[Extracted data entries]
— BEGIN —

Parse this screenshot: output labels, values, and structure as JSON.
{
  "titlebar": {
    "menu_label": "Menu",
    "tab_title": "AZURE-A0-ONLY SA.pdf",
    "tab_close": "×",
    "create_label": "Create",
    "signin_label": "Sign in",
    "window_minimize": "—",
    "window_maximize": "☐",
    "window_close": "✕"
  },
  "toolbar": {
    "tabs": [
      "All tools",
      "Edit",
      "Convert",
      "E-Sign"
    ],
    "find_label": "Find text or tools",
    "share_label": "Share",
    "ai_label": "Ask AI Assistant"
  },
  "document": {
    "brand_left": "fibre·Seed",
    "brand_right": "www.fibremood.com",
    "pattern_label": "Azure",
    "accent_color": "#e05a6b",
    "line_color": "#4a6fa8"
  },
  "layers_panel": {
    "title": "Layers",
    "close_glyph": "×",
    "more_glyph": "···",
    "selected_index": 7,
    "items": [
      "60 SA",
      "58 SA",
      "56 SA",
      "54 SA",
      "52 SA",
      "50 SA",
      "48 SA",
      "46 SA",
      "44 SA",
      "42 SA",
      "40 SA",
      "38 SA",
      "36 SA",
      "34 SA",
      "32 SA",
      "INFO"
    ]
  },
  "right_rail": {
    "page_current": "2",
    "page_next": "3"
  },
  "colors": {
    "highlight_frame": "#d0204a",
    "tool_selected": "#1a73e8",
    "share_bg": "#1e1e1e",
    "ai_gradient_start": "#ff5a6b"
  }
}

— END —

[Task requirements]
Reproduce the data in full, exactly as presented.

[Task response]
Parse this screenshot: output labels, values, and structure as JSON.
{
  "titlebar": {
    "menu_label": "Menu",
    "tab_title": "AZURE-A0-ONLY SA.pdf",
    "tab_close": "×",
    "create_label": "Create",
    "signin_label": "Sign in",
    "window_minimize": "—",
    "window_maximize": "☐",
    "window_close": "✕"
  },
  "toolbar": {
    "tabs": [
      "All tools",
      "Edit",
      "Convert",
      "E-Sign"
    ],
    "find_label": "Find text or tools",
    "share_label": "Share",
    "ai_label": "Ask AI Assistant"
  },
  "document": {
    "brand_left": "fibre·Seed",
    "brand_right": "www.fibremood.com",
    "pattern_label": "Azure",
    "accent_color": "#e05a6b",
    "line_color": "#4a6fa8"
  },
  "layers_panel": {
    "title": "Layers",
    "close_glyph": "×",
    "more_glyph": "···",
    "selected_index": 7,
    "items": [
      "60 SA",
      "58 SA",
      "56 SA",
      "54 SA",
      "52 SA",
      "50 SA",
      "48 SA",
      "46 SA",
      "44 SA",
      "42 SA",
      "40 SA",
      "38 SA",
      "36 SA",
      "34 SA",
      "32 SA",
      "INFO"
    ]
  },
  "right_rail": {
    "page_current": "2",
    "page_next": "3"
  },
  "colors": {
    "highlight_frame": "#d0204a",
    "tool_selected": "#1a73e8",
    "share_bg": "#1e1e1e",
    "ai_gradient_start": "#ff5a6b"
  }
}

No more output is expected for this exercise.